--- START RECORDS SHOWN ---
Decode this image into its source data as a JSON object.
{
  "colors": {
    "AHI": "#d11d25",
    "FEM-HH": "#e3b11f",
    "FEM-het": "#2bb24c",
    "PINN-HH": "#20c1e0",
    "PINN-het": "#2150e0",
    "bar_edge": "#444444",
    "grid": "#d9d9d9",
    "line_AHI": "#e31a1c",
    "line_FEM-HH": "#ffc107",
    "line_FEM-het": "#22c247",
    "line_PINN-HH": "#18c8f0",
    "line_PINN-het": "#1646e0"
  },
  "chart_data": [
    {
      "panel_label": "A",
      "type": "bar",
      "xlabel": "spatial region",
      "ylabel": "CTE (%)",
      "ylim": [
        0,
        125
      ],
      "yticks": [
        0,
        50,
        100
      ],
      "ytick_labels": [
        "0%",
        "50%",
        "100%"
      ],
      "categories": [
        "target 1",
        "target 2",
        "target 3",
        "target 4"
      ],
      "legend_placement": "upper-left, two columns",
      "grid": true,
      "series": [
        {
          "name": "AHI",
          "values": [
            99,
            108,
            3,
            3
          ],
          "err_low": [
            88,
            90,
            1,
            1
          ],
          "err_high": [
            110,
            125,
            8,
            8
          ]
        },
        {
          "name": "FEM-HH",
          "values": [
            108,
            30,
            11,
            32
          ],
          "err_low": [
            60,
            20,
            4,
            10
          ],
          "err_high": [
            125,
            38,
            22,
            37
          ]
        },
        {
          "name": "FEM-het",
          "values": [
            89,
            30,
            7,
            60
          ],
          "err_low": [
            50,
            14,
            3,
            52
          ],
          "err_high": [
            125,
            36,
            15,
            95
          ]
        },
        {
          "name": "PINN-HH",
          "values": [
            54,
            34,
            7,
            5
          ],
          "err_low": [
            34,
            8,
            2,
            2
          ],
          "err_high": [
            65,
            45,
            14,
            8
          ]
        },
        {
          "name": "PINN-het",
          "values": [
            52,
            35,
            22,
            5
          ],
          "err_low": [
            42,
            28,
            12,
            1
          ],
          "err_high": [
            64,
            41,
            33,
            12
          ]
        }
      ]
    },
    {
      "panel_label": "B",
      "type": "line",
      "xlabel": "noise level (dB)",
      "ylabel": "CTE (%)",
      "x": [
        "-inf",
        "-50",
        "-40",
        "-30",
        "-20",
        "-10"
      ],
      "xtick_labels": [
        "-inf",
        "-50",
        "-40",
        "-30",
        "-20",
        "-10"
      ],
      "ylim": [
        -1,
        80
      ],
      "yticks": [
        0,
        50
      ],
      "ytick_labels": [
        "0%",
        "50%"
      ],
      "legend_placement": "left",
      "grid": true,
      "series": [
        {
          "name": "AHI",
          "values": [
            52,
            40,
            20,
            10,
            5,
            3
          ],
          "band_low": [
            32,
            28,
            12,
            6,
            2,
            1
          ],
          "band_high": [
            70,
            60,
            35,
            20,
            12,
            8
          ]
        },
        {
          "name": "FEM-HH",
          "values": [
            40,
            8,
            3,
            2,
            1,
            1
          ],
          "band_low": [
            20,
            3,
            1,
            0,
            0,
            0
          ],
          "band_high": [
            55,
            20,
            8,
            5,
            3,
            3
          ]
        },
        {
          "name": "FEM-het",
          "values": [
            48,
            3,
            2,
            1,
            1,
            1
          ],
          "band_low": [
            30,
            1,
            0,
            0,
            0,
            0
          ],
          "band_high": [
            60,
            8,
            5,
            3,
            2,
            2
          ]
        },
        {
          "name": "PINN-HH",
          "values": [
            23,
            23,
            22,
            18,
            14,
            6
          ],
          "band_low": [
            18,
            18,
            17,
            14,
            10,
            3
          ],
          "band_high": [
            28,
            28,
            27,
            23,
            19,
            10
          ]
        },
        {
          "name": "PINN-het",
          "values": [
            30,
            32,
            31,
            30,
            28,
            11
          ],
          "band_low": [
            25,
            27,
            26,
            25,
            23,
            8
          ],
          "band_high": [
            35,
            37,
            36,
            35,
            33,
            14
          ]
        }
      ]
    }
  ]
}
--- END RECORDS SHOWN ---
**WHAT YOU SHOULD DO**:
Count every line bearing the word "xlabel"; report the total only.

**OUTPUT FOR THIS TASK**:
2